Data items:
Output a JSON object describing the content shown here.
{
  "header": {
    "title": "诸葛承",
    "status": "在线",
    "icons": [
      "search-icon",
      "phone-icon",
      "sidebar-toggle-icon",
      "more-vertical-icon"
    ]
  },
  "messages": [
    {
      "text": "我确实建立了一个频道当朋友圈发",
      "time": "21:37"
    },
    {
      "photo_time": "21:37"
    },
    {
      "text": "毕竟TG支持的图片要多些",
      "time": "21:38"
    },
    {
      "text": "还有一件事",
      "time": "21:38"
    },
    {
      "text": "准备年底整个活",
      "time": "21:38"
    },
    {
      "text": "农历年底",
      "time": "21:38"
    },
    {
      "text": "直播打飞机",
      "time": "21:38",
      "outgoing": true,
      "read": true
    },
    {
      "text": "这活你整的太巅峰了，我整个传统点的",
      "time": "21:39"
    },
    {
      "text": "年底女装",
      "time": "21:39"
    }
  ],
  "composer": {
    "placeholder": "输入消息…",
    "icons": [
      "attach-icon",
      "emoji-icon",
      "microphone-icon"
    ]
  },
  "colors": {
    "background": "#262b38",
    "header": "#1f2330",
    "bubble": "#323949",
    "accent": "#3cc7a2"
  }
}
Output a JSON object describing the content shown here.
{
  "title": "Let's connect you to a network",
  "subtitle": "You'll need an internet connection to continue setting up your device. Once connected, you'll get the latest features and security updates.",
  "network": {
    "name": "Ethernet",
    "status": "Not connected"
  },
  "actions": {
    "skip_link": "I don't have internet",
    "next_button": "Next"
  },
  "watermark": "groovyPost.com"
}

Objective |
Reproduce the entries above exactly.

Solution to this problem |
Output a JSON object describing the content shown here.
{
  "header": {
    "title": "诸葛承",
    "status": "在线",
    "icons": [
      "search-icon",
      "phone-icon",
      "sidebar-toggle-icon",
      "more-vertical-icon"
    ]
  },
  "messages": [
    {
      "text": "我确实建立了一个频道当朋友圈发",
      "time": "21:37"
    },
    {
      "photo_time": "21:37"
    },
    {
      "text": "毕竟TG支持的图片要多些",
      "time": "21:38"
    },
    {
      "text": "还有一件事",
      "time": "21:38"
    },
    {
      "text": "准备年底整个活",
      "time": "21:38"
    },
    {
      "text": "农历年底",
      "time": "21:38"
    },
    {
      "text": "直播打飞机",
      "time": "21:38",
      "outgoing": true,
      "read": true
    },
    {
      "text": "这活你整的太巅峰了，我整个传统点的",
      "time": "21:39"
    },
    {
      "text": "年底女装",
      "time": "21:39"
    }
  ],
  "composer": {
    "placeholder": "输入消息…",
    "icons": [
      "attach-icon",
      "emoji-icon",
      "microphone-icon"
    ]
  },
  "colors": {
    "background": "#262b38",
    "header": "#1f2330",
    "bubble": "#323949",
    "accent": "#3cc7a2"
  }
}
Output a JSON object describing the content shown here.
{
  "title": "Let's connect you to a network",
  "subtitle": "You'll need an internet connection to continue setting up your device. Once connected, you'll get the latest features and security updates.",
  "network": {
    "name": "Ethernet",
    "status": "Not connected"
  },
  "actions": {
    "skip_link": "I don't have internet",
    "next_button": "Next"
  },
  "watermark": "groovyPost.com"
}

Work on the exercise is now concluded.